All the data must come back unchanged, except that pictures are left out.
★ ★ ★ ★
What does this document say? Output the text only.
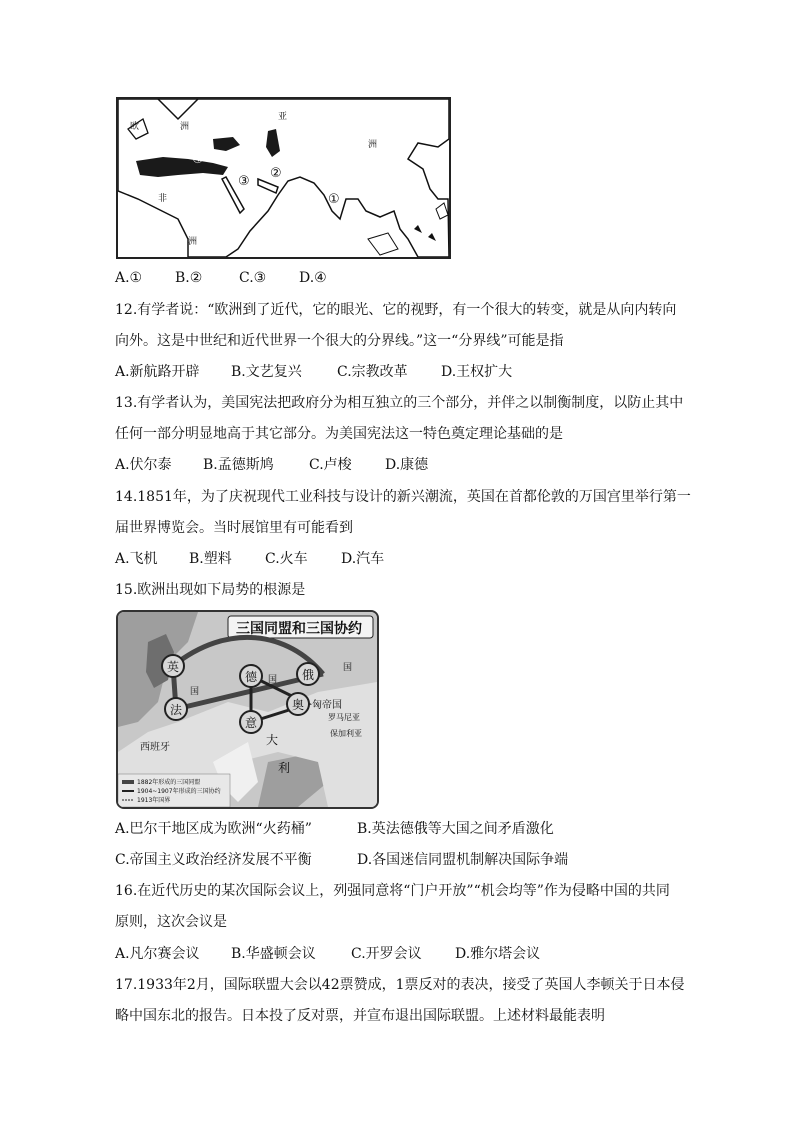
欧	洲
亚
洲
非
洲
①
②
③
④
A.① B.②	C.③ D.④
12.有学者说：“欧洲到了近代，它的眼光、它的视野，有一个很大的转变，就是从向内转向
向外。这是中世纪和近代世界一个很大的分界线。”这一“分界线”可能是指
A.新航路开辟 B.文艺复兴	C.宗教改革 D.王权扩大
13.有学者认为，美国宪法把政府分为相互独立的三个部分，并伴之以制衡制度，以防止其中
任何一部分明显地高于其它部分。为美国宪法这一特色奠定理论基础的是
A.伏尔泰 B.孟德斯鸠	C.卢梭 D.康德
14.1851年，为了庆祝现代工业科技与设计的新兴潮流，英国在首都伦敦的万国宫里举行第一
届世界博览会。当时展馆里有可能看到
A.飞机 B.塑料 C.火车 D.汽车
15.欧洲出现如下局势的根源是
三国同盟和三国协约
英
法
德	俄
奥
意
国
国
国
匈帝国
西班牙
大
利
罗马尼亚
保加利亚
1882年形成的三国同盟
1904~1907年形成的三国协约
1913年国界
A.巴尔干地区成为欧洲“火药桶”	B.英法德俄等大国之间矛盾激化
C.帝国主义政治经济发展不平衡	D.各国迷信同盟机制解决国际争端
16.在近代历史的某次国际会议上，列强同意将“门户开放”“机会均等”作为侵略中国的共同
原则，这次会议是
A.凡尔赛会议 B.华盛顿会议	C.开罗会议 D.雅尔塔会议
17.1933年2月，国际联盟大会以42票赞成，1票反对的表决，接受了英国人李顿关于日本侵
略中国东北的报告。日本投了反对票，并宣布退出国际联盟。上述材料最能表明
★ ★ ★ ★
# Solution for this task
What does this document say? Output the text only.
欧	洲
亚
洲
非
洲
①
②
③
④
A.① B.②	C.③ D.④
12.有学者说：“欧洲到了近代，它的眼光、它的视野，有一个很大的转变，就是从向内转向
向外。这是中世纪和近代世界一个很大的分界线。”这一“分界线”可能是指
A.新航路开辟 B.文艺复兴	C.宗教改革 D.王权扩大
13.有学者认为，美国宪法把政府分为相互独立的三个部分，并伴之以制衡制度，以防止其中
任何一部分明显地高于其它部分。为美国宪法这一特色奠定理论基础的是
A.伏尔泰 B.孟德斯鸠	C.卢梭 D.康德
14.1851年，为了庆祝现代工业科技与设计的新兴潮流，英国在首都伦敦的万国宫里举行第一
届世界博览会。当时展馆里有可能看到
A.飞机 B.塑料 C.火车 D.汽车
15.欧洲出现如下局势的根源是
三国同盟和三国协约
英
法
德	俄
奥
意
国
国
国
匈帝国
西班牙
大
利
罗马尼亚
保加利亚
1882年形成的三国同盟
1904~1907年形成的三国协约
1913年国界
A.巴尔干地区成为欧洲“火药桶”	B.英法德俄等大国之间矛盾激化
C.帝国主义政治经济发展不平衡	D.各国迷信同盟机制解决国际争端
16.在近代历史的某次国际会议上，列强同意将“门户开放”“机会均等”作为侵略中国的共同
原则，这次会议是
A.凡尔赛会议 B.华盛顿会议	C.开罗会议 D.雅尔塔会议
17.1933年2月，国际联盟大会以42票赞成，1票反对的表决，接受了英国人李顿关于日本侵
略中国东北的报告。日本投了反对票，并宣布退出国际联盟。上述材料最能表明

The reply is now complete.